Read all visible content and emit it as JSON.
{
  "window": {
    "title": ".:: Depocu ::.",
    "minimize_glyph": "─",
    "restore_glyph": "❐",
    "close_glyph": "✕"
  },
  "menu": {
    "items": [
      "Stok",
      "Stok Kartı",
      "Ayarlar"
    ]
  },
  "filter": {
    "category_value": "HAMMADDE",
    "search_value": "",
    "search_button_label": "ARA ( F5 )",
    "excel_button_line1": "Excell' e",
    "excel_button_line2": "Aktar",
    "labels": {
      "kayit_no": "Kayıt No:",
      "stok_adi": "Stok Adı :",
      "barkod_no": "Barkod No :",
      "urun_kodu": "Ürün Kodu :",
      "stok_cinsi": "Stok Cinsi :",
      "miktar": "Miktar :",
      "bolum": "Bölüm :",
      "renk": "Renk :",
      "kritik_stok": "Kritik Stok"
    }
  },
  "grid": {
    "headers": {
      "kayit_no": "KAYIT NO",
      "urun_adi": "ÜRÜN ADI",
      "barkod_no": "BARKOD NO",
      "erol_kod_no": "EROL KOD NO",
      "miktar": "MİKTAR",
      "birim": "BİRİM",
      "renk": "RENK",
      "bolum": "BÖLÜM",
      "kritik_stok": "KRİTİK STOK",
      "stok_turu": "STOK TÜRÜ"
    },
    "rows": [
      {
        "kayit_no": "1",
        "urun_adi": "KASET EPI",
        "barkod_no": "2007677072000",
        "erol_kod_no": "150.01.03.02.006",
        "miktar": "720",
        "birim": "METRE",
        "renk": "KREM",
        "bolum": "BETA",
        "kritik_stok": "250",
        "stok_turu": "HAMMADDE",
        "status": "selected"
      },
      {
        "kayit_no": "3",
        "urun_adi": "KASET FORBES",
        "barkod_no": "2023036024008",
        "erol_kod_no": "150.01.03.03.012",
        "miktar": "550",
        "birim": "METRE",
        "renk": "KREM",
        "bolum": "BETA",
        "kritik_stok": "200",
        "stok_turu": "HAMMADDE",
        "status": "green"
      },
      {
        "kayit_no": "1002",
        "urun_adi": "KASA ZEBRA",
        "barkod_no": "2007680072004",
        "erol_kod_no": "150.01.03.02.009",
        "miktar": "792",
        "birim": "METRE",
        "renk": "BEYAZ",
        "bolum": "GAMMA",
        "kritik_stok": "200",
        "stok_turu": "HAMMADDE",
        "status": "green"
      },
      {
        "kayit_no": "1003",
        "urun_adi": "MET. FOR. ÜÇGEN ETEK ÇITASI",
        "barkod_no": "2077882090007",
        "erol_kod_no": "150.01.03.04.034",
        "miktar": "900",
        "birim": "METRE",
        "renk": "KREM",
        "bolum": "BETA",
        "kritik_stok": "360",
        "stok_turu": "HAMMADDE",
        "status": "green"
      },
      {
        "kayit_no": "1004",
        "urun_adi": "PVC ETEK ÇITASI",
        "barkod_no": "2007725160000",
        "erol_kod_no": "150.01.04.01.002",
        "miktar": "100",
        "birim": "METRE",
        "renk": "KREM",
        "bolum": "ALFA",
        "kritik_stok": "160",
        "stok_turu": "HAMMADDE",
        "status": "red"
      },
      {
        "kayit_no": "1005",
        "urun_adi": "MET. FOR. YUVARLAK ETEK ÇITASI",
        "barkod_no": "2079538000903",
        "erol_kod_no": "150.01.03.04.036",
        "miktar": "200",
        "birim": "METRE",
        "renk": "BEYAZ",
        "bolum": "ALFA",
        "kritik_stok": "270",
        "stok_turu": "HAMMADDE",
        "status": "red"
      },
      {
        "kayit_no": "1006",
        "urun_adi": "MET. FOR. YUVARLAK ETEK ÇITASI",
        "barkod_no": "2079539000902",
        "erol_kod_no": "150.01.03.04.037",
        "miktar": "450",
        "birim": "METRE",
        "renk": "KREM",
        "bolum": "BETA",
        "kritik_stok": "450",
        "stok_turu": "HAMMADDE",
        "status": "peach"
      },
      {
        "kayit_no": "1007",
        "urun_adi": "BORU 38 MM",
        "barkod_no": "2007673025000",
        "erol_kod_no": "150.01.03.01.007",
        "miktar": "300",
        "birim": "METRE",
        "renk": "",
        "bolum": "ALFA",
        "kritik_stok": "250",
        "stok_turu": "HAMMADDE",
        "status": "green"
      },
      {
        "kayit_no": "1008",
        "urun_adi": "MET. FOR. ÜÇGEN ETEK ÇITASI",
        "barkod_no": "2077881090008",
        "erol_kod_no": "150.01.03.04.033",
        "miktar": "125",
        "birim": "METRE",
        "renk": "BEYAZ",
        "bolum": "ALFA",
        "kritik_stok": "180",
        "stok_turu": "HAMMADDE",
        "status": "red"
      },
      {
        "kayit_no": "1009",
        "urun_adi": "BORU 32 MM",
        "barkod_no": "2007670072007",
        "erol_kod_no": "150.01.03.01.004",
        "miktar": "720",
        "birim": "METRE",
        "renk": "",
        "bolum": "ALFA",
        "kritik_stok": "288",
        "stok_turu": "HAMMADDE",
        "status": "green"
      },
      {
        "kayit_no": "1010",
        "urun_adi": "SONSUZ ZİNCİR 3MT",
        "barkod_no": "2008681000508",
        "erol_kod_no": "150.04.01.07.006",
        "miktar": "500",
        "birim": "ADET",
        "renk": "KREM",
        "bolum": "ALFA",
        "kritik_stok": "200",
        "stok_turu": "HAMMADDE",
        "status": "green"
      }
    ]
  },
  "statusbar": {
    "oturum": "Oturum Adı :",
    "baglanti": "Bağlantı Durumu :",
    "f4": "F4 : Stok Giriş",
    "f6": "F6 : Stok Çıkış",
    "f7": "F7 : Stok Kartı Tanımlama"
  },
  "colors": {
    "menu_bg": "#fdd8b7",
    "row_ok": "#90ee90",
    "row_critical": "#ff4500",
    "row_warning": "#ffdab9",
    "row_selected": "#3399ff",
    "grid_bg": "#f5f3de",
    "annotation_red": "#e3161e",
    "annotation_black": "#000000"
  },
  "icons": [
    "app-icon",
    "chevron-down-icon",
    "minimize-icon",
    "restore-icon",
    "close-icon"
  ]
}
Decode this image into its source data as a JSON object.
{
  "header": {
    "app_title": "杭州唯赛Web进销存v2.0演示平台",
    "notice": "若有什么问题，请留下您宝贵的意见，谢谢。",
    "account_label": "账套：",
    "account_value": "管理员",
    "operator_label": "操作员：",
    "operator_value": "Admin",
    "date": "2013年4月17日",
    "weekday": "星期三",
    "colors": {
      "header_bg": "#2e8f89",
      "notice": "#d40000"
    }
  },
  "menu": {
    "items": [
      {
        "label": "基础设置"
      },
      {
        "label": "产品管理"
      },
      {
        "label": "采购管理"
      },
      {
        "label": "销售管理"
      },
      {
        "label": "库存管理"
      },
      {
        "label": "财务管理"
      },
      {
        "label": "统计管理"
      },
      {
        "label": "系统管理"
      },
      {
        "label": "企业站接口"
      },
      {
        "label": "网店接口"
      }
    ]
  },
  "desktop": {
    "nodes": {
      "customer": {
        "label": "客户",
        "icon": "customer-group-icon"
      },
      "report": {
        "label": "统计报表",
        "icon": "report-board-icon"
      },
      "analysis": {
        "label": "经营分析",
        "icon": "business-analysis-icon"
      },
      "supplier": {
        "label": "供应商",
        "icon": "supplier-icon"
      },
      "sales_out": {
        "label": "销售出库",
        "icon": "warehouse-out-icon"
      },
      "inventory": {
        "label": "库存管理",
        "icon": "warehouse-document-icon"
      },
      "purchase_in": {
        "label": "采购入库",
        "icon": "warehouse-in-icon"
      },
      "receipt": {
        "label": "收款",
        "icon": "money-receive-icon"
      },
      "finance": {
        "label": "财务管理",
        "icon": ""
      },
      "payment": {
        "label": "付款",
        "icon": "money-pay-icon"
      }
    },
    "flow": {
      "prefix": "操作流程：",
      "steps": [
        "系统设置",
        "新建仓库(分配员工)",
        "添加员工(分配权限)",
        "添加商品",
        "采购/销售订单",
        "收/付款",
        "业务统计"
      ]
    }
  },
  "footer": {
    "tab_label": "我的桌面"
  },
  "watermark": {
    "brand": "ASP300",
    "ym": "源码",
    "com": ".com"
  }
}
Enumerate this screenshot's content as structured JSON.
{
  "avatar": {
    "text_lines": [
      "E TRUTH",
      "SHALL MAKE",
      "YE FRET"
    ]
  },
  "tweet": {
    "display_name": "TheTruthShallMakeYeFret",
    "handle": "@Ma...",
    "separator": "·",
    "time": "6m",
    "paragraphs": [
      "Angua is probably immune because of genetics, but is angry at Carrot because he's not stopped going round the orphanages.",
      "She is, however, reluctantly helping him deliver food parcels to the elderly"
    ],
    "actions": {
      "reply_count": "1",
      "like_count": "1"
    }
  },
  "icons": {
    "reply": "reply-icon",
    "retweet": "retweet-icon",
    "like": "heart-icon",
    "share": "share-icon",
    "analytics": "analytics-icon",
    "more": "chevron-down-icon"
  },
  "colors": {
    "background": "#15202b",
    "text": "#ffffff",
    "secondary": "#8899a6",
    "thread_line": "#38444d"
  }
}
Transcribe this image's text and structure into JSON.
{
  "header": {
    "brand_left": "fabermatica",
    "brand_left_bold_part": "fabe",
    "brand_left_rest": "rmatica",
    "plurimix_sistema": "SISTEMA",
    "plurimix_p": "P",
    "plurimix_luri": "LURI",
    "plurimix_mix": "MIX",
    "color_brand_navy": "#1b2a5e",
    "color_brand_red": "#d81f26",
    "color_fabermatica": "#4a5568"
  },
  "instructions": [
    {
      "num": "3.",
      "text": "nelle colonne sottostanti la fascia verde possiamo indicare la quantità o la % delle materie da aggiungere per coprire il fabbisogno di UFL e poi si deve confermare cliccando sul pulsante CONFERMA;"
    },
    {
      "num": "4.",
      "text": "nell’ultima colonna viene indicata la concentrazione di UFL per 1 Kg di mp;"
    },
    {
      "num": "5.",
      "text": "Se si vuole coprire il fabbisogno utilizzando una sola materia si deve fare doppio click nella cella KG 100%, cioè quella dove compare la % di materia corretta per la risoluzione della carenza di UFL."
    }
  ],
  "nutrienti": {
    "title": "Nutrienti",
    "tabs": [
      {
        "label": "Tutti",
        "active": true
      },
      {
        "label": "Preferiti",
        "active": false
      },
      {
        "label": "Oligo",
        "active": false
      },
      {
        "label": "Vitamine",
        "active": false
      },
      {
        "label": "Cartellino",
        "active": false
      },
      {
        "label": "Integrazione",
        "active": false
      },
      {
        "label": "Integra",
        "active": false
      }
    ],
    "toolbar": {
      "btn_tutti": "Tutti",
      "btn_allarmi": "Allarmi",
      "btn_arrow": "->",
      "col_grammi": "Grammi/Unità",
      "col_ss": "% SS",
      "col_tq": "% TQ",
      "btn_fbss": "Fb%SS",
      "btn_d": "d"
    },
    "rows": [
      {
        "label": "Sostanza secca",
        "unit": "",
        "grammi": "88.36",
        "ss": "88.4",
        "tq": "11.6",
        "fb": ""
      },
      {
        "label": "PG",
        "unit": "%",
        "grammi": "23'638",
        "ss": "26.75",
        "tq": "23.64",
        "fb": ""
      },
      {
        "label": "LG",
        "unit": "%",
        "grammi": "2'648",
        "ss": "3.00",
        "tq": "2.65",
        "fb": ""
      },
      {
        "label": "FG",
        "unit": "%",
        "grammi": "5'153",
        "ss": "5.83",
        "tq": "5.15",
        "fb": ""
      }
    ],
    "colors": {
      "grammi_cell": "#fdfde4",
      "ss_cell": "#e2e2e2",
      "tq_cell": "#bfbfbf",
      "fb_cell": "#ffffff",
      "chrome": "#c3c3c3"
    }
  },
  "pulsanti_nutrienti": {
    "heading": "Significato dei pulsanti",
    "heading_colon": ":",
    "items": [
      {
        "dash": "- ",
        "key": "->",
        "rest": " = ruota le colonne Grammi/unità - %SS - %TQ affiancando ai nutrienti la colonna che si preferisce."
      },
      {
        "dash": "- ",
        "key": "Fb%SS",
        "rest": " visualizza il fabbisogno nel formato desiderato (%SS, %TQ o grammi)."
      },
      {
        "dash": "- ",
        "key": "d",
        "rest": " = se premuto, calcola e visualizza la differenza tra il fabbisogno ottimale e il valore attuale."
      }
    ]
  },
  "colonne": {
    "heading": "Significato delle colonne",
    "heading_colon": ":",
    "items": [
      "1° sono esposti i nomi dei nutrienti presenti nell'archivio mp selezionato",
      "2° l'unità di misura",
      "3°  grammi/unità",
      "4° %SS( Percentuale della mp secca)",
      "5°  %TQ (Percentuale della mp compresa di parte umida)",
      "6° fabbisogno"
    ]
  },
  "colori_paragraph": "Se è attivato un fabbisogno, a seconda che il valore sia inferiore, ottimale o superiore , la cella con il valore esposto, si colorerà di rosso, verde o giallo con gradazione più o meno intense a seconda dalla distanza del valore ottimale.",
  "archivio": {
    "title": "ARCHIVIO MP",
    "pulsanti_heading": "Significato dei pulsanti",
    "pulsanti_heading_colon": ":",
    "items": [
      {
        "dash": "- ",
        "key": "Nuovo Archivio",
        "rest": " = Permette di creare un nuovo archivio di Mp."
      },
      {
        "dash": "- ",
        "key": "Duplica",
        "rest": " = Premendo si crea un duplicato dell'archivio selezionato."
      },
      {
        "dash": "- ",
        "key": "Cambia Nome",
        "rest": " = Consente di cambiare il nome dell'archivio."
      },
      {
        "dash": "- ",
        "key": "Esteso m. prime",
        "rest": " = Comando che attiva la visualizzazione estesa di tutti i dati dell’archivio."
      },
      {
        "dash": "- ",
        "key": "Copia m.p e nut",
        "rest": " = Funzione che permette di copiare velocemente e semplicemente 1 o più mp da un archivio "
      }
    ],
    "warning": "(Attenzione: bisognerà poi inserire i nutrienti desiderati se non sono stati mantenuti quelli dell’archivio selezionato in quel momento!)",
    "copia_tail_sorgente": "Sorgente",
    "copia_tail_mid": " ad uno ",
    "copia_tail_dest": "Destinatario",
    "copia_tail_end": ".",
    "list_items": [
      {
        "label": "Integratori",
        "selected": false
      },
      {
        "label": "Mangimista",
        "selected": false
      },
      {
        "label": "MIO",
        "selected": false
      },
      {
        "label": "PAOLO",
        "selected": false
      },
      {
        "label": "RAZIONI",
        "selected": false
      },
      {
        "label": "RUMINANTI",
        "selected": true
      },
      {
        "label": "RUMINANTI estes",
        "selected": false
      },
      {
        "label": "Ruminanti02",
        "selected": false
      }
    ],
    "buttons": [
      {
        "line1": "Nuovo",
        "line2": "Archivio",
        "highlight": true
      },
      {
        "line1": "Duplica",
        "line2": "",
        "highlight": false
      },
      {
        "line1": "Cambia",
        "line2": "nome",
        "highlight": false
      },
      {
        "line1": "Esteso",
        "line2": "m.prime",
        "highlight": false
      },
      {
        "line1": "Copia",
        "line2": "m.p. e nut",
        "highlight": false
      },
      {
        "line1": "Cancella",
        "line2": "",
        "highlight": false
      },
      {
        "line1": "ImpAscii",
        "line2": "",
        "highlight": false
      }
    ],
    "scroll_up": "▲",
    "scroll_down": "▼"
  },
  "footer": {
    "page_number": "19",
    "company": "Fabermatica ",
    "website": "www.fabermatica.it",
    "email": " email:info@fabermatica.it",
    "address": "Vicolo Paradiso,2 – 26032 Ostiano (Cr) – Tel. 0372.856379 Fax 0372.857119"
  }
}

────────────────────

■ **TASK**
Give only the number of lines in the material above that include the word "Significato".

■ **ANSWER TO THE PROBLEM**
3